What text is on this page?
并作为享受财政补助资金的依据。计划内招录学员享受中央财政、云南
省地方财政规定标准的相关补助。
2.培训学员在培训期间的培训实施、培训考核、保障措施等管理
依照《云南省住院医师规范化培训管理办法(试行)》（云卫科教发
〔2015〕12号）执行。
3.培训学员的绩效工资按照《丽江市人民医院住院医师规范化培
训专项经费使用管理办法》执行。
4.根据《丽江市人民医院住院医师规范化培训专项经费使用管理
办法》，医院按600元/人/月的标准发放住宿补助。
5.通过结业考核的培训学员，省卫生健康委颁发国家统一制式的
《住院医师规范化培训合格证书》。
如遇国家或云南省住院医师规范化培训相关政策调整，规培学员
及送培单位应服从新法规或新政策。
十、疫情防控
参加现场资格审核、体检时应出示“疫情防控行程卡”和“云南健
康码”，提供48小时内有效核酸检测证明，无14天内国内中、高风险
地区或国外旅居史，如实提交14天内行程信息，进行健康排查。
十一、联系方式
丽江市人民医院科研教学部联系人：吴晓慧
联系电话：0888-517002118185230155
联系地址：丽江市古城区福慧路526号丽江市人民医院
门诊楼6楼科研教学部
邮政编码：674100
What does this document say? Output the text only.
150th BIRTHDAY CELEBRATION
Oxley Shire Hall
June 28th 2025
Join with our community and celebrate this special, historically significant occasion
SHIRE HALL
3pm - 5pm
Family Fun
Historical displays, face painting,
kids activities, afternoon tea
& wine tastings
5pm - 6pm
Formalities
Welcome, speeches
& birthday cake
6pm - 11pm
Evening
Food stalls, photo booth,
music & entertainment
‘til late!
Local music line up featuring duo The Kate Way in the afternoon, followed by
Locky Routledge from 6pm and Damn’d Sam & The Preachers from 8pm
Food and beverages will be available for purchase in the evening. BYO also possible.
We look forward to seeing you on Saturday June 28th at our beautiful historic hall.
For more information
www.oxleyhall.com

━━━━━━━━━━━━━━━━

The task → Produce a verbatim transcription of the entries above.

Solution to this exercise →
What text is on this page?
并作为享受财政补助资金的依据。计划内招录学员享受中央财政、云南
省地方财政规定标准的相关补助。
2.培训学员在培训期间的培训实施、培训考核、保障措施等管理
依照《云南省住院医师规范化培训管理办法(试行)》（云卫科教发
〔2015〕12号）执行。
3.培训学员的绩效工资按照《丽江市人民医院住院医师规范化培
训专项经费使用管理办法》执行。
4.根据《丽江市人民医院住院医师规范化培训专项经费使用管理
办法》，医院按600元/人/月的标准发放住宿补助。
5.通过结业考核的培训学员，省卫生健康委颁发国家统一制式的
《住院医师规范化培训合格证书》。
如遇国家或云南省住院医师规范化培训相关政策调整，规培学员
及送培单位应服从新法规或新政策。
十、疫情防控
参加现场资格审核、体检时应出示“疫情防控行程卡”和“云南健
康码”，提供48小时内有效核酸检测证明，无14天内国内中、高风险
地区或国外旅居史，如实提交14天内行程信息，进行健康排查。
十一、联系方式
丽江市人民医院科研教学部联系人：吴晓慧
联系电话：0888-517002118185230155
联系地址：丽江市古城区福慧路526号丽江市人民医院
门诊楼6楼科研教学部
邮政编码：674100
What does this document say? Output the text only.
150th BIRTHDAY CELEBRATION
Oxley Shire Hall
June 28th 2025
Join with our community and celebrate this special, historically significant occasion
SHIRE HALL
3pm - 5pm
Family Fun
Historical displays, face painting,
kids activities, afternoon tea
& wine tastings
5pm - 6pm
Formalities
Welcome, speeches
& birthday cake
6pm - 11pm
Evening
Food stalls, photo booth,
music & entertainment
‘til late!
Local music line up featuring duo The Kate Way in the afternoon, followed by
Locky Routledge from 6pm and Damn’d Sam & The Preachers from 8pm
Food and beverages will be available for purchase in the evening. BYO also possible.
We look forward to seeing you on Saturday June 28th at our beautiful historic hall.
For more information
www.oxleyhall.com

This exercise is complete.